__RAW DATA__.
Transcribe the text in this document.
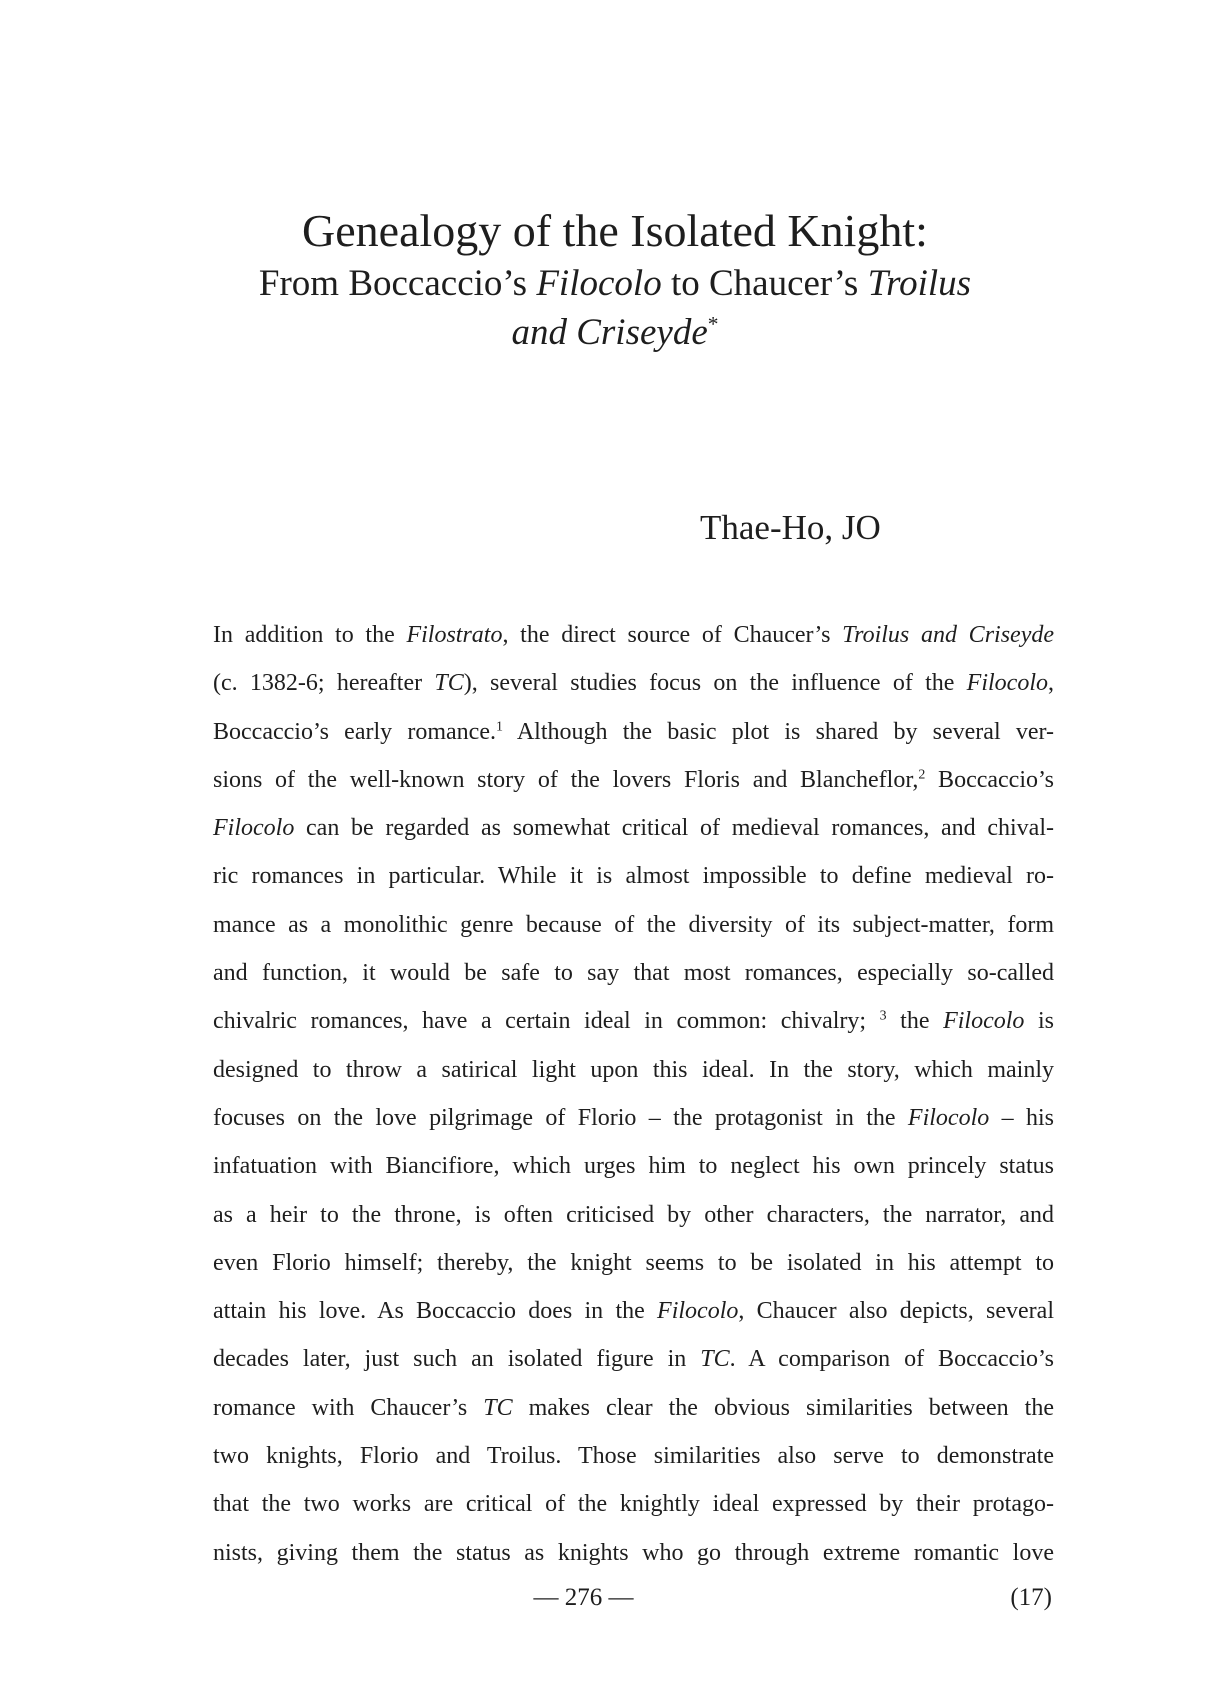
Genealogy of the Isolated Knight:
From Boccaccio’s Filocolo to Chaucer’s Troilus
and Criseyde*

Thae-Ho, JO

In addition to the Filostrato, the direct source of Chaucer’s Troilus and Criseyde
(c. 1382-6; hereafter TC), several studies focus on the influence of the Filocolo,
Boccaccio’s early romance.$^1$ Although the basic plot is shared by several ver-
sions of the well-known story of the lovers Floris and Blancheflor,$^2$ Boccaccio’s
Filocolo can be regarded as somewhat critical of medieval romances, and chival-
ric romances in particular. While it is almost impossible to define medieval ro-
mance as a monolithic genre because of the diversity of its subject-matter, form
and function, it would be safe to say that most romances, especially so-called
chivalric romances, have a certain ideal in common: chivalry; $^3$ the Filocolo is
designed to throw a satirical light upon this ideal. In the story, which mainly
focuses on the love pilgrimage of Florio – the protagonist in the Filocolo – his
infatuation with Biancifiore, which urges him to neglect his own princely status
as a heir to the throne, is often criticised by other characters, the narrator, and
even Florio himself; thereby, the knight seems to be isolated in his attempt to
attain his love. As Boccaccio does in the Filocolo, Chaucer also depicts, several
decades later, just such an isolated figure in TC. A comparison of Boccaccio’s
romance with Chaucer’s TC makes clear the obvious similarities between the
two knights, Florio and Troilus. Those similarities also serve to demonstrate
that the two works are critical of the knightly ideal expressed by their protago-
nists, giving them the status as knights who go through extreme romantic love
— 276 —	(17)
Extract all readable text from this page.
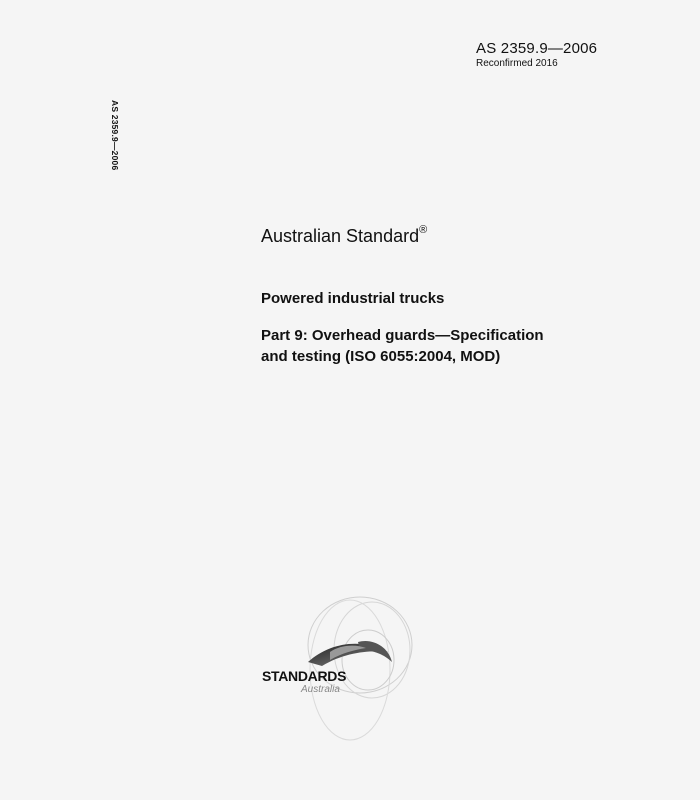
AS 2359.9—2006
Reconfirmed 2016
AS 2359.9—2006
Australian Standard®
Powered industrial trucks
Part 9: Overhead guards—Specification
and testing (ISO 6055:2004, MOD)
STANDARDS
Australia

__PROBLEM STATEMENT__. Leaving the pictures aside, transcribe the entire listing exactly.

__TASK RESULT__.
Transcribe the text in this document.
Genealogy of the Isolated Knight:
From Boccaccio’s Filocolo to Chaucer’s Troilus
and Criseyde*

Thae-Ho, JO

In addition to the Filostrato, the direct source of Chaucer’s Troilus and Criseyde
(c. 1382-6; hereafter TC), several studies focus on the influence of the Filocolo,
Boccaccio’s early romance.$^1$ Although the basic plot is shared by several ver-
sions of the well-known story of the lovers Floris and Blancheflor,$^2$ Boccaccio’s
Filocolo can be regarded as somewhat critical of medieval romances, and chival-
ric romances in particular. While it is almost impossible to define medieval ro-
mance as a monolithic genre because of the diversity of its subject-matter, form
and function, it would be safe to say that most romances, especially so-called
chivalric romances, have a certain ideal in common: chivalry; $^3$ the Filocolo is
designed to throw a satirical light upon this ideal. In the story, which mainly
focuses on the love pilgrimage of Florio – the protagonist in the Filocolo – his
infatuation with Biancifiore, which urges him to neglect his own princely status
as a heir to the throne, is often criticised by other characters, the narrator, and
even Florio himself; thereby, the knight seems to be isolated in his attempt to
attain his love. As Boccaccio does in the Filocolo, Chaucer also depicts, several
decades later, just such an isolated figure in TC. A comparison of Boccaccio’s
romance with Chaucer’s TC makes clear the obvious similarities between the
two knights, Florio and Troilus. Those similarities also serve to demonstrate
that the two works are critical of the knightly ideal expressed by their protago-
nists, giving them the status as knights who go through extreme romantic love
— 276 —	(17)
Extract all readable text from this page.
AS 2359.9—2006
Reconfirmed 2016
AS 2359.9—2006
Australian Standard®
Powered industrial trucks
Part 9: Overhead guards—Specification
and testing (ISO 6055:2004, MOD)
STANDARDS
Australia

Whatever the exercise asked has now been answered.